*RECORD EXTRACTS:*
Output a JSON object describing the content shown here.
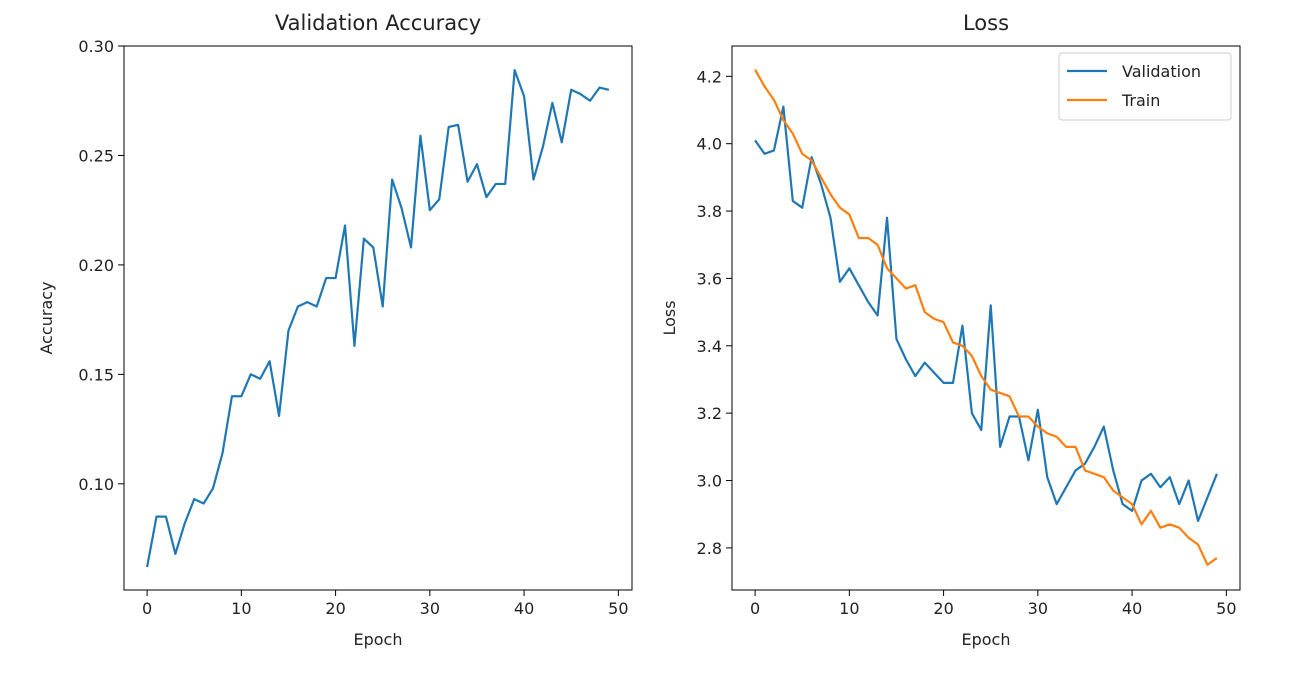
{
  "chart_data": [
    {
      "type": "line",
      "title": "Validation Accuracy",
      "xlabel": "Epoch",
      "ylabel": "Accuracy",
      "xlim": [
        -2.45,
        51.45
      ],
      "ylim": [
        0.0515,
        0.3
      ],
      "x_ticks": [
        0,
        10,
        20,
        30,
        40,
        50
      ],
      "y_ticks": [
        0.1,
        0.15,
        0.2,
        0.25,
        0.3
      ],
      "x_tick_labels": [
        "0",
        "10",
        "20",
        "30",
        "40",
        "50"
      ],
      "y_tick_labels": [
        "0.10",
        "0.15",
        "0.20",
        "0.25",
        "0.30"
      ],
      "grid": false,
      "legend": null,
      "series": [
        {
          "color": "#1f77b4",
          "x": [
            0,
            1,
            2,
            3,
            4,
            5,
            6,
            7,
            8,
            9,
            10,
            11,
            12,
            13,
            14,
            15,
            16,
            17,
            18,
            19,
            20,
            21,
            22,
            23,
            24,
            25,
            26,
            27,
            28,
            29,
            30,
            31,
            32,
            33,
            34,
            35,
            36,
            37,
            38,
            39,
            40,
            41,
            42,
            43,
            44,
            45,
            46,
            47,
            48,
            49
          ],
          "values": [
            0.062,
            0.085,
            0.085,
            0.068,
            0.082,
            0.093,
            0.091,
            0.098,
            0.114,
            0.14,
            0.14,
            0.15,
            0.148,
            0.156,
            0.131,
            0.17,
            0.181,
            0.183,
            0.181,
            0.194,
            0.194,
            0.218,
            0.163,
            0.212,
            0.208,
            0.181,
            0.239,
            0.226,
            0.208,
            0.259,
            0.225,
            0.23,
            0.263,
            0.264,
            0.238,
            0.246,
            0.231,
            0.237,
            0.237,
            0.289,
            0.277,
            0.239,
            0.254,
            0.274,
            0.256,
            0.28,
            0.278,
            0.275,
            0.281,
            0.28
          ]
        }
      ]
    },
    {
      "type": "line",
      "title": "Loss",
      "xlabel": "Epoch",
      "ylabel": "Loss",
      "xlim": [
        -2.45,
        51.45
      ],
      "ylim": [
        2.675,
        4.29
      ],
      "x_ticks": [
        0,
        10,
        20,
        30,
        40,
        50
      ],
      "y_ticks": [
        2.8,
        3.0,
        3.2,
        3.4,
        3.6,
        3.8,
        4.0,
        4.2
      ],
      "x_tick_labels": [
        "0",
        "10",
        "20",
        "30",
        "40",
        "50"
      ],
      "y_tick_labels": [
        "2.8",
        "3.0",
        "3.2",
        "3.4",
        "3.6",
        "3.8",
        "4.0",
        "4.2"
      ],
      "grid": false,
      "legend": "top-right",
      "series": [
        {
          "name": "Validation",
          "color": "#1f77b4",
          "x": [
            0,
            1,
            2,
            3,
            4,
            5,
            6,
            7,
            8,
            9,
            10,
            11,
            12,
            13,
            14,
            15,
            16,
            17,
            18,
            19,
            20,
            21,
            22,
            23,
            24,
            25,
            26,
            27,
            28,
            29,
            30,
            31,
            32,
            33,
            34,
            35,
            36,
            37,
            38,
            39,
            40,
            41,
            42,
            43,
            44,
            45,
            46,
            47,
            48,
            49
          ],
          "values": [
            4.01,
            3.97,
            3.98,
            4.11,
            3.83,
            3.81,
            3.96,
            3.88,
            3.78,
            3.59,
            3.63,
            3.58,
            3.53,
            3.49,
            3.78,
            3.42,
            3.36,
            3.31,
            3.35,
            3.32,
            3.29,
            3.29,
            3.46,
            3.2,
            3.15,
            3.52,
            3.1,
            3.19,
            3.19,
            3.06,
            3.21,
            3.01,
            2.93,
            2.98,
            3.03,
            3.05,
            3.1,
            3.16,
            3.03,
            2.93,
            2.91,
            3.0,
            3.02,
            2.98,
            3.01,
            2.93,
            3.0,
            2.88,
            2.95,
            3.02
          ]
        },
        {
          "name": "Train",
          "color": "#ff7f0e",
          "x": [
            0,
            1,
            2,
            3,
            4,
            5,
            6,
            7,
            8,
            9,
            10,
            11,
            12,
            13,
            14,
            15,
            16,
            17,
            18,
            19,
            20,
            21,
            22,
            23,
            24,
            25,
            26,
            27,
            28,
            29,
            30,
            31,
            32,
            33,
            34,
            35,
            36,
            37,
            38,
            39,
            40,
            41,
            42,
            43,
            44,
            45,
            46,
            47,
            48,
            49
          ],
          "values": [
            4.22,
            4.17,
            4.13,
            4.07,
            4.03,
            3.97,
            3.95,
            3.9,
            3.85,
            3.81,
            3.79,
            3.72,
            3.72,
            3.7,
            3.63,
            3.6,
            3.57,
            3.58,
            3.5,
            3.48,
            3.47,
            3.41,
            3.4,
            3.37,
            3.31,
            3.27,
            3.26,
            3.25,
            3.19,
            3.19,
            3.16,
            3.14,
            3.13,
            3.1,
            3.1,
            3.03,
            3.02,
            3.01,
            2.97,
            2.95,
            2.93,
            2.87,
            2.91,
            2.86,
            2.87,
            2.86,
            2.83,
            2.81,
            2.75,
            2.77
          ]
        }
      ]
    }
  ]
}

==

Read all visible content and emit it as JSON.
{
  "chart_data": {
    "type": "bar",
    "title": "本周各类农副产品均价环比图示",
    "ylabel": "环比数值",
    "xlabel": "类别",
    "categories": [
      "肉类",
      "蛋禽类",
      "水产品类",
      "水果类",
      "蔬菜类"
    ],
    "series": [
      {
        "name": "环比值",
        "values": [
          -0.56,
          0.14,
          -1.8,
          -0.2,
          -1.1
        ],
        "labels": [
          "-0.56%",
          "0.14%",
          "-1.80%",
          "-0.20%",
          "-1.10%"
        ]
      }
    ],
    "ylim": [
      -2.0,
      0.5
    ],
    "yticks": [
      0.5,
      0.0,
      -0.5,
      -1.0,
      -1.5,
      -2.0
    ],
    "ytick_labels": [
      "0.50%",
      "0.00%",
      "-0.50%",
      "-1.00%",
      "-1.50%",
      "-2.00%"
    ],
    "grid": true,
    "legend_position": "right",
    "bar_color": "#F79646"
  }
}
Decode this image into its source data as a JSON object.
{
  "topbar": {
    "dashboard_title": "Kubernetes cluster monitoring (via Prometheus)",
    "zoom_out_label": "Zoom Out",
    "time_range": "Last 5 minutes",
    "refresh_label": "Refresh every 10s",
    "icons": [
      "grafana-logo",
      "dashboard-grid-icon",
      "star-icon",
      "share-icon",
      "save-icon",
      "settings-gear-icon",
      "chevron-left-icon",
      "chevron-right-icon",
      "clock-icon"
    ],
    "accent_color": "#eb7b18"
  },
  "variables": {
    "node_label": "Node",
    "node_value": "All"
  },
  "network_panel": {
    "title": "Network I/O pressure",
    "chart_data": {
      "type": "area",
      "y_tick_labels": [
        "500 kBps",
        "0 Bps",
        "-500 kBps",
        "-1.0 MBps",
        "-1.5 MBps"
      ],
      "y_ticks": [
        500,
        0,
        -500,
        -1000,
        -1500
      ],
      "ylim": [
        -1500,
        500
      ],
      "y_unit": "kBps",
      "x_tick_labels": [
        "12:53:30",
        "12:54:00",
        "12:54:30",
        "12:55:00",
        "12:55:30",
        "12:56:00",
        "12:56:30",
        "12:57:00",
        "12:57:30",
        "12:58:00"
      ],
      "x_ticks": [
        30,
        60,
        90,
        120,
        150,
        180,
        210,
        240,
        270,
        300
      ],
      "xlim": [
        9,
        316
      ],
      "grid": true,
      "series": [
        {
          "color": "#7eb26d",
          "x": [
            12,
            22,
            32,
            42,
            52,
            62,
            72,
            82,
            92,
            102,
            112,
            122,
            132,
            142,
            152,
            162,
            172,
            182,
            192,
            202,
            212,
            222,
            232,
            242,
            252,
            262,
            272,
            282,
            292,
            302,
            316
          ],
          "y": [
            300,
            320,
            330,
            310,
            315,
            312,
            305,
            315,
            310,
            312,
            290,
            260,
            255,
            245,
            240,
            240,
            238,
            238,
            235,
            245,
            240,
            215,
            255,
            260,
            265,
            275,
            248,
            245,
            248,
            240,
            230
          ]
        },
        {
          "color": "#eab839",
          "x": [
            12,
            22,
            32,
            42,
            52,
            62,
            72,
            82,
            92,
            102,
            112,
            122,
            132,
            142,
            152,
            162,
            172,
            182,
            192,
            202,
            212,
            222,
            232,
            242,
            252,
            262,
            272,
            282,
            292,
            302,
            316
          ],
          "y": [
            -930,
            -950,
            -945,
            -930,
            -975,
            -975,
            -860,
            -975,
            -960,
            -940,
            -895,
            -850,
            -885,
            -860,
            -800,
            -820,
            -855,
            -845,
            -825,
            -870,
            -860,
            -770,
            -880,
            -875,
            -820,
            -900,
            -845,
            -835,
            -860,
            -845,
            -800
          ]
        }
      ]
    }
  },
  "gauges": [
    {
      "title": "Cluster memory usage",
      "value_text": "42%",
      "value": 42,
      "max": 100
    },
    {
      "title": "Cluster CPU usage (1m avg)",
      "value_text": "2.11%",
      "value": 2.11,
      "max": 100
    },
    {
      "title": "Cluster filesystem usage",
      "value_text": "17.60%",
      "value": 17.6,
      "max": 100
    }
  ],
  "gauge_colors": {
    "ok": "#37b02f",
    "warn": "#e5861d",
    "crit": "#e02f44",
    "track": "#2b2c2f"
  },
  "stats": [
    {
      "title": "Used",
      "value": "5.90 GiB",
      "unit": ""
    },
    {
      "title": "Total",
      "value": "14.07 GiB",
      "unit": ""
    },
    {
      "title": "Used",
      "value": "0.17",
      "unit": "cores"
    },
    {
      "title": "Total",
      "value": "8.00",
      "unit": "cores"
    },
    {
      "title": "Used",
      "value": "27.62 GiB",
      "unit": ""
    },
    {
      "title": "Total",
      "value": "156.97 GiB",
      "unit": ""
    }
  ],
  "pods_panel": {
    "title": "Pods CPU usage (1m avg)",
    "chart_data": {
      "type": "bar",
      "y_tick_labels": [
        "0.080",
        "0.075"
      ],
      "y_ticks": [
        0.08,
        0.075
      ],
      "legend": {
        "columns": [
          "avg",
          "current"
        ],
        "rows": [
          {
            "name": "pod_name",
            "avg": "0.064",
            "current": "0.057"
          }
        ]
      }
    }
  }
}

--

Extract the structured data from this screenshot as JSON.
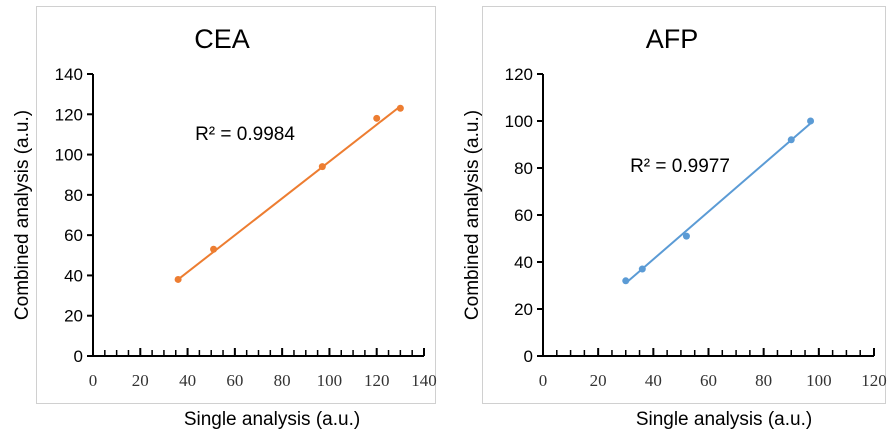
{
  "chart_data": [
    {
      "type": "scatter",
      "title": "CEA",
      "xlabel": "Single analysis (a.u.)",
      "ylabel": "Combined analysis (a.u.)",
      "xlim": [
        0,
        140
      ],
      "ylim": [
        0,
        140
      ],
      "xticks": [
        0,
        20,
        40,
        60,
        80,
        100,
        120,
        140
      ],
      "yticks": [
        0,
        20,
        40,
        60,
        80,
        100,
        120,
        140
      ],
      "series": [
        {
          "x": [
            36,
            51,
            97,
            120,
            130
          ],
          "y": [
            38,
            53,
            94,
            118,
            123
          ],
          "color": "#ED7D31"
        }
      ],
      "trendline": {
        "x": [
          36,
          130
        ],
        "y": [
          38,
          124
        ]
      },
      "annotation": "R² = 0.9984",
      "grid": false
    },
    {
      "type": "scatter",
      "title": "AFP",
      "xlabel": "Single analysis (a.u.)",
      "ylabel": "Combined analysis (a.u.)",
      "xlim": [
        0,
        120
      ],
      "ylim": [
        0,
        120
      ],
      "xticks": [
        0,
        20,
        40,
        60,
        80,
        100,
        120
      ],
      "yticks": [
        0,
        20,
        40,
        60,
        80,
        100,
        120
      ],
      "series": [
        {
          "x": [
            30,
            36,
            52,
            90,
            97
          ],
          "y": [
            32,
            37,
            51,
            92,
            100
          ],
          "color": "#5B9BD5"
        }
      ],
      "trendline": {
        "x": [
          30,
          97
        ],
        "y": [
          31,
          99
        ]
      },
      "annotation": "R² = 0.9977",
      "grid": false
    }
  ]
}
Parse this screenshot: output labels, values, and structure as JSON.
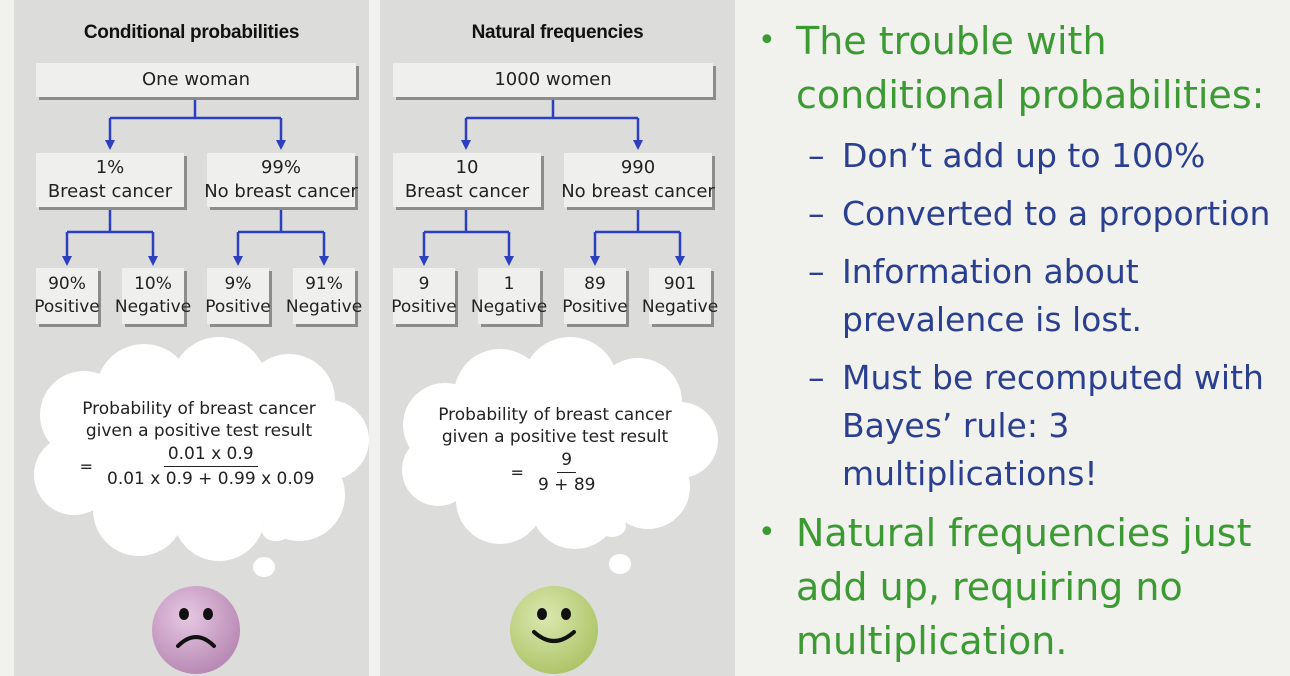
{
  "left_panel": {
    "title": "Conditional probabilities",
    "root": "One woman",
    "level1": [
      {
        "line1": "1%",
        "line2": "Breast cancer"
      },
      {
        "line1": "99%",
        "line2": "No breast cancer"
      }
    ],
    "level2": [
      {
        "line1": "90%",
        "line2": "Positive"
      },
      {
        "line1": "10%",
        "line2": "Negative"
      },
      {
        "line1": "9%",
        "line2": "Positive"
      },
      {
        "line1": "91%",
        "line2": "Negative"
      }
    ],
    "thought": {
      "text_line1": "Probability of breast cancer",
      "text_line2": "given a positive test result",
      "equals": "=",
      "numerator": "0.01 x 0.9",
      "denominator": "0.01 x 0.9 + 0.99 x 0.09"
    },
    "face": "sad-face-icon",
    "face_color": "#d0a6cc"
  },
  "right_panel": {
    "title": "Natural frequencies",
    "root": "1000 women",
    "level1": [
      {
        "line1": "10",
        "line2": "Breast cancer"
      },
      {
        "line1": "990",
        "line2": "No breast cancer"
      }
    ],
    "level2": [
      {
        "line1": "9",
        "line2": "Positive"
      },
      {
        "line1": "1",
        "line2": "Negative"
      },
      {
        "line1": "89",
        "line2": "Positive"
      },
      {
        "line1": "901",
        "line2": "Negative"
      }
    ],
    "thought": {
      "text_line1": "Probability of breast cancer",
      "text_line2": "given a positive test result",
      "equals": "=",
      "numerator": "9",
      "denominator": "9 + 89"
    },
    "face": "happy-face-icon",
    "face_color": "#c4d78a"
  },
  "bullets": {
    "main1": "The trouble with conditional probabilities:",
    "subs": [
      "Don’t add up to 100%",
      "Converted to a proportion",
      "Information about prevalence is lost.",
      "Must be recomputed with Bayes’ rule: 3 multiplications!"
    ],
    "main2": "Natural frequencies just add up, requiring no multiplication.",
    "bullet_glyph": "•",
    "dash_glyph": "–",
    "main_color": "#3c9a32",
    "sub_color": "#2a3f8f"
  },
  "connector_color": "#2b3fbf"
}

*THE PROBLEM:* In the material above, show every line where the word "ylabel" turns up.

*RESPONSE TO THE TASK:*
      "ylabel": "Accuracy",
      "ylabel": "Loss",
    "ylabel": "环比数值",
      "ylabel": "Combined analysis (a.u.)",
      "ylabel": "Combined analysis (a.u.)",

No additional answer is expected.